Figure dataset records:
^^^^^^^^^^^^^^^^

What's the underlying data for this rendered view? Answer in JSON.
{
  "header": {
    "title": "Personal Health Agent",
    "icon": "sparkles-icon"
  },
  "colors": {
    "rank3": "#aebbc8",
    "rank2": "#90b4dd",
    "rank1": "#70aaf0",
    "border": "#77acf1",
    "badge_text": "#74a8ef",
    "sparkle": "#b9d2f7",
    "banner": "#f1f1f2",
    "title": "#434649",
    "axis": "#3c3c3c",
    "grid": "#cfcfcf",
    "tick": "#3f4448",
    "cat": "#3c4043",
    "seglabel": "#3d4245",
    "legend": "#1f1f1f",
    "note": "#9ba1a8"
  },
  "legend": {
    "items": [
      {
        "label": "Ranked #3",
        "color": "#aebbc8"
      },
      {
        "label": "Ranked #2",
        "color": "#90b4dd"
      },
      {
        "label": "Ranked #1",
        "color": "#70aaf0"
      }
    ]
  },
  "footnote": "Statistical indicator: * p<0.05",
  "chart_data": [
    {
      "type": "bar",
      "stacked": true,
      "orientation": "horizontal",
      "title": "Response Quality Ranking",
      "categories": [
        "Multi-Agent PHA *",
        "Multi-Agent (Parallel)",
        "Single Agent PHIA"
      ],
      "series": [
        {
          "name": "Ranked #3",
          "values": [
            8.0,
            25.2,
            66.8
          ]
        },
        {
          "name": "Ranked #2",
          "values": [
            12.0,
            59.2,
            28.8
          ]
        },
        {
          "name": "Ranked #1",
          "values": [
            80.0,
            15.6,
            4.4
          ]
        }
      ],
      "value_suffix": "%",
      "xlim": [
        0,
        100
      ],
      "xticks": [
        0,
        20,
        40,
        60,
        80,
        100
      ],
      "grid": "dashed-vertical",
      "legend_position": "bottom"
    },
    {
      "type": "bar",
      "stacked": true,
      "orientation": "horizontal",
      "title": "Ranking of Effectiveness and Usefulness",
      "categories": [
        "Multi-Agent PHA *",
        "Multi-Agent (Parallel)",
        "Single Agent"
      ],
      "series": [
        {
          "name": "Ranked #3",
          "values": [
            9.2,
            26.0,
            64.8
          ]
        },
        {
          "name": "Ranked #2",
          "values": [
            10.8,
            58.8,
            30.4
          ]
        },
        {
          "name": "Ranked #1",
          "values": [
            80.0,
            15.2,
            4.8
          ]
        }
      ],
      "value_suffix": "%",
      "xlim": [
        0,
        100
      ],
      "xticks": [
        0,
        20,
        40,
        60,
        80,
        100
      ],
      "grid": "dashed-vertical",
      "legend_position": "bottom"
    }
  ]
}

^^^^^^^^^^^^^^^^

(Your task):
In the records above, locate every line with the string "Ranking" and copy it.

(Problem solution):
      "title": "Response Quality Ranking",
      "title": "Ranking of Effectiveness and Usefulness",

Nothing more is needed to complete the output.